SOURCE DATA:
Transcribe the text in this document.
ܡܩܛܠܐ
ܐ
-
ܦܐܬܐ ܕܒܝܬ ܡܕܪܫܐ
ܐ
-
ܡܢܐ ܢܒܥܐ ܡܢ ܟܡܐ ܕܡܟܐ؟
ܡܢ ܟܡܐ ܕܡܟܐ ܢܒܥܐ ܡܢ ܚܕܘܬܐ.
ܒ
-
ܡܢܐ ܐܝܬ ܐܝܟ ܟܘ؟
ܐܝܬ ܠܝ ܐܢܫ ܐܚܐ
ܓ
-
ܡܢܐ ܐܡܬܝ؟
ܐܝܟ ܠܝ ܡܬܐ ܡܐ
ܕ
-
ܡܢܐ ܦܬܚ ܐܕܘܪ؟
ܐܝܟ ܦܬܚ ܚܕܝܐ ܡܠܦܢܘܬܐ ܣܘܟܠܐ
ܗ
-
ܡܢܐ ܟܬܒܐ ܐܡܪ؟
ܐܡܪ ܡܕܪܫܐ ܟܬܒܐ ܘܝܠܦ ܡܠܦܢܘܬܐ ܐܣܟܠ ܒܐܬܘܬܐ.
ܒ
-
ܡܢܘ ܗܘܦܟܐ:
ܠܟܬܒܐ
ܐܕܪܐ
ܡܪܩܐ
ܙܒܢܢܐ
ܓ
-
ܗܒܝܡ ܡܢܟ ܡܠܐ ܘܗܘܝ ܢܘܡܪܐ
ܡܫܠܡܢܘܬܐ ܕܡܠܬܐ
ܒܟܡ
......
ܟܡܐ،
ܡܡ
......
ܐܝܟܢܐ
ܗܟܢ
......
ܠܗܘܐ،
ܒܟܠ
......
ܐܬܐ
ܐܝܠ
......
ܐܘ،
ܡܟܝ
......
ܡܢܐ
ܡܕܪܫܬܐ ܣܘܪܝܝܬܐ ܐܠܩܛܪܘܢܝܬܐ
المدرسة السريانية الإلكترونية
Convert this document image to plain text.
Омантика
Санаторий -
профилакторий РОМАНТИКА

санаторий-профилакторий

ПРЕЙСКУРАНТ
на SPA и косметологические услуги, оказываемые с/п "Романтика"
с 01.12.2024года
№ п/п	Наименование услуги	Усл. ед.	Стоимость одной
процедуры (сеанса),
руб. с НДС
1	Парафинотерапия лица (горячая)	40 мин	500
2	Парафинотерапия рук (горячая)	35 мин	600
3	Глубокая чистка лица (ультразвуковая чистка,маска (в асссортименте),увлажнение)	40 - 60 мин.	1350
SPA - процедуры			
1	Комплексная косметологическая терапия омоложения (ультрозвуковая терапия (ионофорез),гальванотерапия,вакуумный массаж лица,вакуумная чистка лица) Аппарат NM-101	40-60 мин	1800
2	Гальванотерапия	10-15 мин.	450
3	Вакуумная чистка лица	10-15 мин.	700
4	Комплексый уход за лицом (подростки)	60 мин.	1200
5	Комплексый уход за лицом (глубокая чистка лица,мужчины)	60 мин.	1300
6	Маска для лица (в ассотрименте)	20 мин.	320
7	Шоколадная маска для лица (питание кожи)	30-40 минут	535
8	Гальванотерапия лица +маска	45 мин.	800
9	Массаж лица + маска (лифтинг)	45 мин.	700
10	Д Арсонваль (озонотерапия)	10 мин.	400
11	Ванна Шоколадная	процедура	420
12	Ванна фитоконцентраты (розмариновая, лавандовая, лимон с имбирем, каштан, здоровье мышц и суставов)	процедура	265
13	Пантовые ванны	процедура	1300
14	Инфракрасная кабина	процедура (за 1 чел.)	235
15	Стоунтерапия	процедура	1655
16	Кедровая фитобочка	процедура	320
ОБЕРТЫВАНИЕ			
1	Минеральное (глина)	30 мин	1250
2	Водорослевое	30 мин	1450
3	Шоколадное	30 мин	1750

STATED TASK: From the line containing "Convert this document image to plain text." to the last line of the material, please quote every line exactly and only those.

EXERCISE RESPONSE:
Convert this document image to plain text.
Омантика
Санаторий -
профилакторий РОМАНТИКА

санаторий-профилакторий

ПРЕЙСКУРАНТ
на SPA и косметологические услуги, оказываемые с/п "Романтика"
с 01.12.2024года
№ п/п	Наименование услуги	Усл. ед.	Стоимость одной
процедуры (сеанса),
руб. с НДС
1	Парафинотерапия лица (горячая)	40 мин	500
2	Парафинотерапия рук (горячая)	35 мин	600
3	Глубокая чистка лица (ультразвуковая чистка,маска (в асссортименте),увлажнение)	40 - 60 мин.	1350
SPA - процедуры			
1	Комплексная косметологическая терапия омоложения (ультрозвуковая терапия (ионофорез),гальванотерапия,вакуумный массаж лица,вакуумная чистка лица) Аппарат NM-101	40-60 мин	1800
2	Гальванотерапия	10-15 мин.	450
3	Вакуумная чистка лица	10-15 мин.	700
4	Комплексый уход за лицом (подростки)	60 мин.	1200
5	Комплексый уход за лицом (глубокая чистка лица,мужчины)	60 мин.	1300
6	Маска для лица (в ассотрименте)	20 мин.	320
7	Шоколадная маска для лица (питание кожи)	30-40 минут	535
8	Гальванотерапия лица +маска	45 мин.	800
9	Массаж лица + маска (лифтинг)	45 мин.	700
10	Д Арсонваль (озонотерапия)	10 мин.	400
11	Ванна Шоколадная	процедура	420
12	Ванна фитоконцентраты (розмариновая, лавандовая, лимон с имбирем, каштан, здоровье мышц и суставов)	процедура	265
13	Пантовые ванны	процедура	1300
14	Инфракрасная кабина	процедура (за 1 чел.)	235
15	Стоунтерапия	процедура	1655
16	Кедровая фитобочка	процедура	320
ОБЕРТЫВАНИЕ			
1	Минеральное (глина)	30 мин	1250
2	Водорослевое	30 мин	1450
3	Шоколадное	30 мин	1750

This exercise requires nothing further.